__ROWS__.

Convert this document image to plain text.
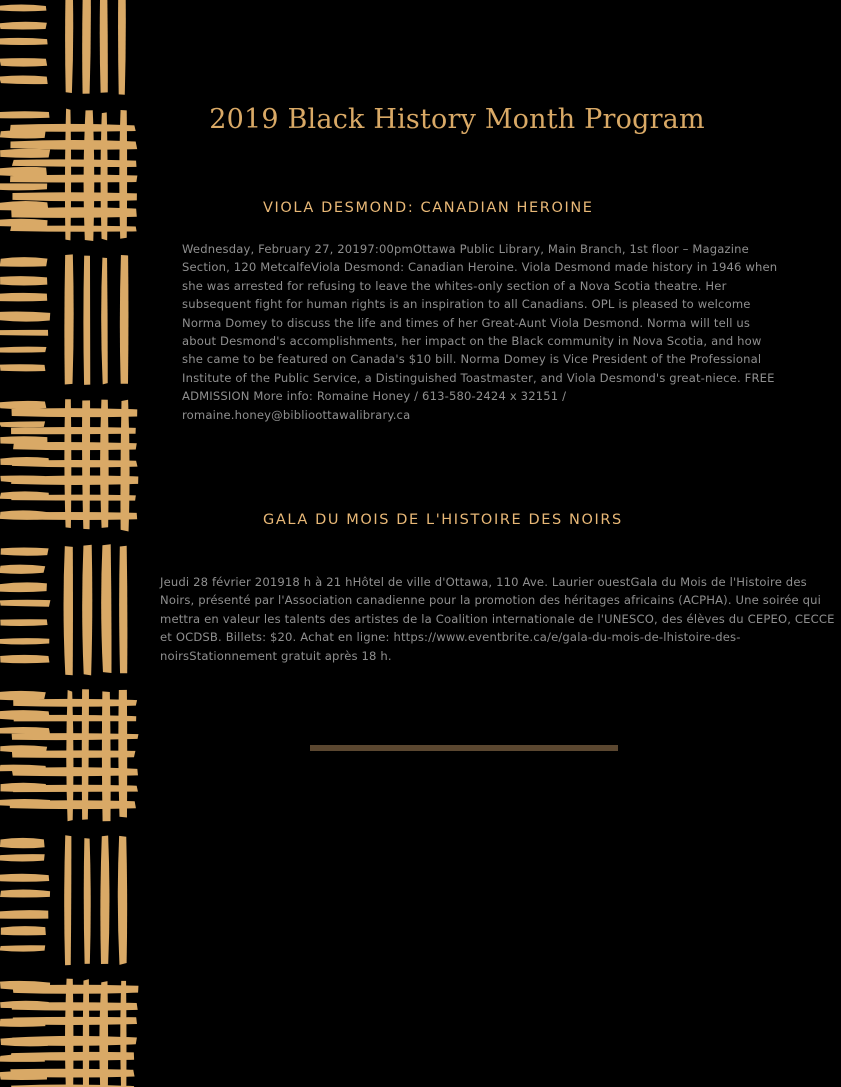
2019 Black History Month Program
VIOLA DESMOND: CANADIAN HEROINE
Wednesday, February 27, 20197:00pmOttawa Public Library, Main Branch, 1st floor – Magazine Section, 120 MetcalfeViola Desmond: Canadian Heroine. Viola Desmond made history in 1946 when she was arrested for refusing to leave the whites-only section of a Nova Scotia theatre. Her subsequent fight for human rights is an inspiration to all Canadians. OPL is pleased to welcome Norma Domey to discuss the life and times of her Great-Aunt Viola Desmond. Norma will tell us about Desmond's accomplishments, her impact on the Black community in Nova Scotia, and how she came to be featured on Canada's $10 bill. Norma Domey is Vice President of the Professional Institute of the Public Service, a Distinguished Toastmaster, and Viola Desmond's great-niece. FREE ADMISSION More info: Romaine Honey / 613-580-2424 x 32151 / romaine.honey@biblioottawalibrary.ca
GALA DU MOIS DE L'HISTOIRE DES NOIRS
Jeudi 28 février 201918 h à 21 hHôtel de ville d'Ottawa, 110 Ave. Laurier ouestGala du Mois de l'Histoire des Noirs, présenté par l'Association canadienne pour la promotion des héritages africains (ACPHA). Une soirée qui mettra en valeur les talents des artistes de la Coalition internationale de l'UNESCO, des élèves du CEPEO, CECCE et OCDSB. Billets: $20. Achat en ligne: https://www.eventbrite.ca/e/gala-du-mois-de-lhistoire-des-noirsStationnement gratuit après 18 h.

__EXERCISE DETAILS__. Copy out the entries verbatim and leave the images out.

__FULL RESPONSE__.
Convert this document image to plain text.
2019 Black History Month Program
VIOLA DESMOND: CANADIAN HEROINE
Wednesday, February 27, 20197:00pmOttawa Public Library, Main Branch, 1st floor – Magazine Section, 120 MetcalfeViola Desmond: Canadian Heroine. Viola Desmond made history in 1946 when she was arrested for refusing to leave the whites-only section of a Nova Scotia theatre. Her subsequent fight for human rights is an inspiration to all Canadians. OPL is pleased to welcome Norma Domey to discuss the life and times of her Great-Aunt Viola Desmond. Norma will tell us about Desmond's accomplishments, her impact on the Black community in Nova Scotia, and how she came to be featured on Canada's $10 bill. Norma Domey is Vice President of the Professional Institute of the Public Service, a Distinguished Toastmaster, and Viola Desmond's great-niece. FREE ADMISSION More info: Romaine Honey / 613-580-2424 x 32151 / romaine.honey@biblioottawalibrary.ca
GALA DU MOIS DE L'HISTOIRE DES NOIRS
Jeudi 28 février 201918 h à 21 hHôtel de ville d'Ottawa, 110 Ave. Laurier ouestGala du Mois de l'Histoire des Noirs, présenté par l'Association canadienne pour la promotion des héritages africains (ACPHA). Une soirée qui mettra en valeur les talents des artistes de la Coalition internationale de l'UNESCO, des élèves du CEPEO, CECCE et OCDSB. Billets: $20. Achat en ligne: https://www.eventbrite.ca/e/gala-du-mois-de-lhistoire-des-noirsStationnement gratuit après 18 h.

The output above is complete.